Data entries for graphics:
--------------------
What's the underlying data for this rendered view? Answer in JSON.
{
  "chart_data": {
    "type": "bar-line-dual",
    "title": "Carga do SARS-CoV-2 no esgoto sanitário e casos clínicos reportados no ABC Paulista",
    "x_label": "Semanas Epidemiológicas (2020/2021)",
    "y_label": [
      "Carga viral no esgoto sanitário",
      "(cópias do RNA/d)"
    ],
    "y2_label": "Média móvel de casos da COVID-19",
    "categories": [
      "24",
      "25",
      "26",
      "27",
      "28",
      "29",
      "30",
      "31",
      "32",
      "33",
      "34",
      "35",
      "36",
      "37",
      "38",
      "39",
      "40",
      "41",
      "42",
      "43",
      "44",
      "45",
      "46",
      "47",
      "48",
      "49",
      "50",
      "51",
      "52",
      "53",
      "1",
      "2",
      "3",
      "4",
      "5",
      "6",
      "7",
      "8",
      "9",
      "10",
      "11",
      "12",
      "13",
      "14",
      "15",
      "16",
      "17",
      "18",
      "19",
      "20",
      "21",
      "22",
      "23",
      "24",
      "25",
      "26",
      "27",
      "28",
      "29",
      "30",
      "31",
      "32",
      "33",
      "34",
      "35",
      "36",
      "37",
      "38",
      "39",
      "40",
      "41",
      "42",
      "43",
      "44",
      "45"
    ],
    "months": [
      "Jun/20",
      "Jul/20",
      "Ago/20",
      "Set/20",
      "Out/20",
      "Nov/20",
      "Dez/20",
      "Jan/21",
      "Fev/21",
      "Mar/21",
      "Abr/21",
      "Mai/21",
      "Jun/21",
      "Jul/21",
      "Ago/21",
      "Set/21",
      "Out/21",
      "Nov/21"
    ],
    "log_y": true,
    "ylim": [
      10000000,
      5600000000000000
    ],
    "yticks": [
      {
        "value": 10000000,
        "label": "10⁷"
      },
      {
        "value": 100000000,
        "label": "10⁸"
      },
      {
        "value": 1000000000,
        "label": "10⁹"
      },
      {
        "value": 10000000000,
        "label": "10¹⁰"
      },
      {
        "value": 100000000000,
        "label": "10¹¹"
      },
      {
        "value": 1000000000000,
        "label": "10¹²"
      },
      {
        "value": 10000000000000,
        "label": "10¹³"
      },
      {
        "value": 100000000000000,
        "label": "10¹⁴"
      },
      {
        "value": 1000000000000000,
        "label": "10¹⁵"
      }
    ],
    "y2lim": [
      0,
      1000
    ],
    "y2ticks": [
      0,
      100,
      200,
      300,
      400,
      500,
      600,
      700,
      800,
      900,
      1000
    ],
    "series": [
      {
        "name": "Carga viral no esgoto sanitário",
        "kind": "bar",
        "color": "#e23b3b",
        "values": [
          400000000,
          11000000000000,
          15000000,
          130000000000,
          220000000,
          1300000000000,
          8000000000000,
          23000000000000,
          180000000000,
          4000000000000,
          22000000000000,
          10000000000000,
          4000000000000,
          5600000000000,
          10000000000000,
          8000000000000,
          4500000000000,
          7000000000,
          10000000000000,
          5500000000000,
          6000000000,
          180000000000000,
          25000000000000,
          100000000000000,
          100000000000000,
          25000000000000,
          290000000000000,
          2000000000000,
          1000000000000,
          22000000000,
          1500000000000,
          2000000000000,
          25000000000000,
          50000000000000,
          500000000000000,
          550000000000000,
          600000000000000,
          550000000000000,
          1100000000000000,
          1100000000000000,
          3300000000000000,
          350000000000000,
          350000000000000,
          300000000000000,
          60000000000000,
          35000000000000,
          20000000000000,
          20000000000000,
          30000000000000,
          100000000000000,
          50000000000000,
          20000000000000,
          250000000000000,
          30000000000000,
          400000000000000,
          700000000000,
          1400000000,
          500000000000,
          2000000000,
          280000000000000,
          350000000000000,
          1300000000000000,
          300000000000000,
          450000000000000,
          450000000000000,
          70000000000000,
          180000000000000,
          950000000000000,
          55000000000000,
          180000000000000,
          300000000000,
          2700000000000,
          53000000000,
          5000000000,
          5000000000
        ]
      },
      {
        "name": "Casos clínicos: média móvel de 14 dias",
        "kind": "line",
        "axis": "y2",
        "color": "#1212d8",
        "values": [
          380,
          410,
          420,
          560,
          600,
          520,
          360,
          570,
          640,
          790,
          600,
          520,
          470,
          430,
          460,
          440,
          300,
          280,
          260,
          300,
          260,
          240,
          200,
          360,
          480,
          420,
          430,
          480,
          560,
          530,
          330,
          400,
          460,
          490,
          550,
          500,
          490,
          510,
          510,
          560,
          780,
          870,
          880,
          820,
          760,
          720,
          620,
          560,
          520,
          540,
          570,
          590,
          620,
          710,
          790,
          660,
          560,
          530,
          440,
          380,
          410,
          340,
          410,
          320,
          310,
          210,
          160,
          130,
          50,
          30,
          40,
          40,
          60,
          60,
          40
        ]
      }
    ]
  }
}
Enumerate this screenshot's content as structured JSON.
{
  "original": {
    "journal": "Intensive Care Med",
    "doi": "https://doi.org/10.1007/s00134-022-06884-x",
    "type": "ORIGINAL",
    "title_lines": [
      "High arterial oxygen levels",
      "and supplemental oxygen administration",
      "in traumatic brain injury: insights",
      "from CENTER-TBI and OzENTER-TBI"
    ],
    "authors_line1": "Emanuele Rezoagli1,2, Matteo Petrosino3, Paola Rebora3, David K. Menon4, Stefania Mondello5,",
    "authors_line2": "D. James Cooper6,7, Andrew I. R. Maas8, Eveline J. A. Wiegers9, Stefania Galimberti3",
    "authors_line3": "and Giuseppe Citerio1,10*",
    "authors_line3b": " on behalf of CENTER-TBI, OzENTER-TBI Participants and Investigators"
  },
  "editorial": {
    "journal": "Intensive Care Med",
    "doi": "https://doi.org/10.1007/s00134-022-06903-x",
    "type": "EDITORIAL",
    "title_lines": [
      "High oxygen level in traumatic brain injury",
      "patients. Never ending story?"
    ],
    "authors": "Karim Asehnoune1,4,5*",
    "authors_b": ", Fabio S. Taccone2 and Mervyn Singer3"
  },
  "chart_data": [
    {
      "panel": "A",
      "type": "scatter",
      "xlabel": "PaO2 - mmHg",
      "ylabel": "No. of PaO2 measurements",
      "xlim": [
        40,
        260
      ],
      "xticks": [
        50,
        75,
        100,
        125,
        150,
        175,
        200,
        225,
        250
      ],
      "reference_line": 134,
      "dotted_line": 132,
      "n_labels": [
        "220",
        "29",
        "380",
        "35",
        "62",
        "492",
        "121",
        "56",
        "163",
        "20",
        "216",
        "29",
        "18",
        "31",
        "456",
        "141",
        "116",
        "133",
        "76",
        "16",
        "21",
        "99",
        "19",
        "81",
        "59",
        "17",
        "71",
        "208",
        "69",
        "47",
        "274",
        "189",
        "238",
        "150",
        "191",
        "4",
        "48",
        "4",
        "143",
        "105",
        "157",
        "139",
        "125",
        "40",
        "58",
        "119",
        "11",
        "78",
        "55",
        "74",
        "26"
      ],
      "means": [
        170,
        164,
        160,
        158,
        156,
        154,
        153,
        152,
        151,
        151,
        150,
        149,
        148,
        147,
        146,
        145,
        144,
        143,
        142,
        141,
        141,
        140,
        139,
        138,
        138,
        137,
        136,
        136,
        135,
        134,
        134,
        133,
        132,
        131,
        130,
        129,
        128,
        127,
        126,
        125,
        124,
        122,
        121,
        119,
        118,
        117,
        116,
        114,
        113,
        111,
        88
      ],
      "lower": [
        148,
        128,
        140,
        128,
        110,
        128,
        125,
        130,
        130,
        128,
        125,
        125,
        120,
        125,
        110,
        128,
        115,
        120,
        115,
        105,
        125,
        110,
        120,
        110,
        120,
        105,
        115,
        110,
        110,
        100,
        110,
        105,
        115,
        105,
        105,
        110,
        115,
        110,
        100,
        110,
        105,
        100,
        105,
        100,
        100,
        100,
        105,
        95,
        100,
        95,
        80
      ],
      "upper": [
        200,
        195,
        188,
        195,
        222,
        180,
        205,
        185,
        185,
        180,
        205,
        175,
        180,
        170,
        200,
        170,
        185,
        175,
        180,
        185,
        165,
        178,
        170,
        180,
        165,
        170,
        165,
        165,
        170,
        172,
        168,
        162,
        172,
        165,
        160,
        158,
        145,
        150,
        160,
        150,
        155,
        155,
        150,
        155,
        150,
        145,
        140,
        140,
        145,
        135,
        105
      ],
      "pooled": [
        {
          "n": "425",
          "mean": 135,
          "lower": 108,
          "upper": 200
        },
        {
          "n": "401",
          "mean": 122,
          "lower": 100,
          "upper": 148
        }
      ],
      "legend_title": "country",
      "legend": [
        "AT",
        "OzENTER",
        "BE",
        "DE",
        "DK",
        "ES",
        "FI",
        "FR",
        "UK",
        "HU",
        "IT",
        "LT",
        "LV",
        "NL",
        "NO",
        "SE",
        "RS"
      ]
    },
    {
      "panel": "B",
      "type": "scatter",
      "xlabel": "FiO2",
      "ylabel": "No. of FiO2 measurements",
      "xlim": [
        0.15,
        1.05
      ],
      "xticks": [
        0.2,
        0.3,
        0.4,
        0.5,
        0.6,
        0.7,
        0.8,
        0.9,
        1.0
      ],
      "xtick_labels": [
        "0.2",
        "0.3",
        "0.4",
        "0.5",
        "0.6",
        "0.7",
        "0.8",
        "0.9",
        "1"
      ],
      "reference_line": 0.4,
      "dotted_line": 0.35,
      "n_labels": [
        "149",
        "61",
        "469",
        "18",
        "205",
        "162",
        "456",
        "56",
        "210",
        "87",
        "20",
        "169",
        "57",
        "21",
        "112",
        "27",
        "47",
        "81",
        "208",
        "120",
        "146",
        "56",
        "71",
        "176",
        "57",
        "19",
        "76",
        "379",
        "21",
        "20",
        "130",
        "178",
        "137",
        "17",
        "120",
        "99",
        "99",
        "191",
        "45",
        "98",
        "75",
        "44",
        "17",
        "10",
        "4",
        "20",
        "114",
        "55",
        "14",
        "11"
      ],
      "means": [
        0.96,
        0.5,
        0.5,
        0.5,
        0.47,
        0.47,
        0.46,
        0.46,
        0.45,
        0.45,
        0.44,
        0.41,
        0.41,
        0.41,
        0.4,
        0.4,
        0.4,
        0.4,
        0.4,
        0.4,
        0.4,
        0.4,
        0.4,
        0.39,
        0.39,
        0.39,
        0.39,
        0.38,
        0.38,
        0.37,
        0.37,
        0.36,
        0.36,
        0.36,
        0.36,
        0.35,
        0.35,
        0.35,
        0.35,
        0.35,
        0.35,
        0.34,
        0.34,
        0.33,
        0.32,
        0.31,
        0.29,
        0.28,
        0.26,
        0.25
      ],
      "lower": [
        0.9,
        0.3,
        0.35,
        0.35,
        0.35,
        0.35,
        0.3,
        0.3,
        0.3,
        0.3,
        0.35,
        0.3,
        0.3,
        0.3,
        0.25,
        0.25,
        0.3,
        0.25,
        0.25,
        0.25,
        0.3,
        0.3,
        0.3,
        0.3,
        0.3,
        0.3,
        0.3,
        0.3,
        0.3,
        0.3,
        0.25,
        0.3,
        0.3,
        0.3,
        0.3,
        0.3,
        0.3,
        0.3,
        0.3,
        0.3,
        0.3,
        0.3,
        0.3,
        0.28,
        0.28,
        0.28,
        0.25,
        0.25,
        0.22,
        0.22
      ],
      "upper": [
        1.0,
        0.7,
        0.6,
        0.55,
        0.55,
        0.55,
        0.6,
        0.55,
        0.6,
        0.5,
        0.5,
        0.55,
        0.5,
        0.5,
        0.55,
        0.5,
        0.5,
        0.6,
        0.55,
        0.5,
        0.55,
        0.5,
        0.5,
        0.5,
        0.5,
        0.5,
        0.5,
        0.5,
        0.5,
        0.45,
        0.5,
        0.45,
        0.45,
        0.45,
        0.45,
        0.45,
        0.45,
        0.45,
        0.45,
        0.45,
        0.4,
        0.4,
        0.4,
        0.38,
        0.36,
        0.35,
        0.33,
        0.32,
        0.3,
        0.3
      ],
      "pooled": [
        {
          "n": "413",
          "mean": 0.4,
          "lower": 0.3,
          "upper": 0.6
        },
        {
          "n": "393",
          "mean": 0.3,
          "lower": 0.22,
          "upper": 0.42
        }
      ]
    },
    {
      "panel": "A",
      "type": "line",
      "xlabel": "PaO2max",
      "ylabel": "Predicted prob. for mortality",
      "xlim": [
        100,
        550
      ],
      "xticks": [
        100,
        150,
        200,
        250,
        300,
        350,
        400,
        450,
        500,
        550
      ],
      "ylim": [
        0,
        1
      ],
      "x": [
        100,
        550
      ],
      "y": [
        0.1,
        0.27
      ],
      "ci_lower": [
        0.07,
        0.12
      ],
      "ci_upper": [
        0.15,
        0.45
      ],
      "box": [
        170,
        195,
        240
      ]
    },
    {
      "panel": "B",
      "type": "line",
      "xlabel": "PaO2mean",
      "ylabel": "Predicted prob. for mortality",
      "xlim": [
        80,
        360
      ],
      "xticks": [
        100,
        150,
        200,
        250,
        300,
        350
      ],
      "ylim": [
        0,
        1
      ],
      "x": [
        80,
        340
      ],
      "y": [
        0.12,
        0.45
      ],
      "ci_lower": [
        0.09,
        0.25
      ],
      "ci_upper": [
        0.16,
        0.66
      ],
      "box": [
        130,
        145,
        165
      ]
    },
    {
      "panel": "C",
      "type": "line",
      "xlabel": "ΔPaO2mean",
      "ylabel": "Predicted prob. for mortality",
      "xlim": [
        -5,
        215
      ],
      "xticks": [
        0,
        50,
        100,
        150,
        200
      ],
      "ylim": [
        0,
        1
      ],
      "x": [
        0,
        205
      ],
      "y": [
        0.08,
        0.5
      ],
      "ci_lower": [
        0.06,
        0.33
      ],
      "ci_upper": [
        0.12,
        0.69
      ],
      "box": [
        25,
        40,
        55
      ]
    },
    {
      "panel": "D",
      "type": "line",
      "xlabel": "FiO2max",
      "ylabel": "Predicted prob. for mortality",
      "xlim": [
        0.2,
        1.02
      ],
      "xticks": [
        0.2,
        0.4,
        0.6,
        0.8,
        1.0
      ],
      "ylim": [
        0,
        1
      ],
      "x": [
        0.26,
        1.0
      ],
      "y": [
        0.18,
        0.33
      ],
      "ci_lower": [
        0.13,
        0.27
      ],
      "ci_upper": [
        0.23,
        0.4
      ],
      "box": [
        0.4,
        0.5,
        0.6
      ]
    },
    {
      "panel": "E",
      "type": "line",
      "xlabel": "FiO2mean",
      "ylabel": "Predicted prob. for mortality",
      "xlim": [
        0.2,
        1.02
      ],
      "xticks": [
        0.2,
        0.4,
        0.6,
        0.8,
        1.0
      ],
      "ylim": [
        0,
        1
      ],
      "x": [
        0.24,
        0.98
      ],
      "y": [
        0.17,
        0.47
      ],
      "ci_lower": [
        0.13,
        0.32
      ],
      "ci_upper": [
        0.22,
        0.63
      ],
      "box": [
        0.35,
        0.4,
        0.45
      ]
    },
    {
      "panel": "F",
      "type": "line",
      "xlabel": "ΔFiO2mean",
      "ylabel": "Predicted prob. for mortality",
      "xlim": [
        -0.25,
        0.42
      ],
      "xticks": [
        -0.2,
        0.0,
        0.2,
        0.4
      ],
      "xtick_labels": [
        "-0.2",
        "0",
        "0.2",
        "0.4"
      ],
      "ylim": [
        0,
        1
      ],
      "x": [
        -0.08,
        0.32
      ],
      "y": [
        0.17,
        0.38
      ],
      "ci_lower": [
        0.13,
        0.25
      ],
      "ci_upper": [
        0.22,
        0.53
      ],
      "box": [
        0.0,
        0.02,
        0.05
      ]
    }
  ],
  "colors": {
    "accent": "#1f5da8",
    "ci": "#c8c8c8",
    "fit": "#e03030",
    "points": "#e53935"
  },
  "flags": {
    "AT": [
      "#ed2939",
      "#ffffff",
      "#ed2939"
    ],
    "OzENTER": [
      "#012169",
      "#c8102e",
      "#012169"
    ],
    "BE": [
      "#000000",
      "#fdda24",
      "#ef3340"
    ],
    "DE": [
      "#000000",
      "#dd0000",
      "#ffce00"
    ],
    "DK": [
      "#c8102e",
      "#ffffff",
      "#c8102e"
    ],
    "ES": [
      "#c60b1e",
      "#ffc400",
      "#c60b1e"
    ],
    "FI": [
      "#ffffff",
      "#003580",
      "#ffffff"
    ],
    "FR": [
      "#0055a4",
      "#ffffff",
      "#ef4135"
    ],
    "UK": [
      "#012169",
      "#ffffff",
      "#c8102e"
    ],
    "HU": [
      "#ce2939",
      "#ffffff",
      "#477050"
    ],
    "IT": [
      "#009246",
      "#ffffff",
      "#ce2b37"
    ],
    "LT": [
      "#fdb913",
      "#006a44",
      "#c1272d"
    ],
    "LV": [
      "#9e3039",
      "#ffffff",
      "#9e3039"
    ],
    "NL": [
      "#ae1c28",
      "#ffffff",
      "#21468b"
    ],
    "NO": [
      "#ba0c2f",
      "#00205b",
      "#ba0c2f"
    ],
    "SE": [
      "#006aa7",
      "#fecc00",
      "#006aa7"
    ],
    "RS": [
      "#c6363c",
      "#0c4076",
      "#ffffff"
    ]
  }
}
--------------------
■ YOUR ASSIGNMENT: Which lines of the data include the word "injury"? Copy each one.

■ REPLY:
      "in traumatic brain injury: insights",
      "High oxygen level in traumatic brain injury",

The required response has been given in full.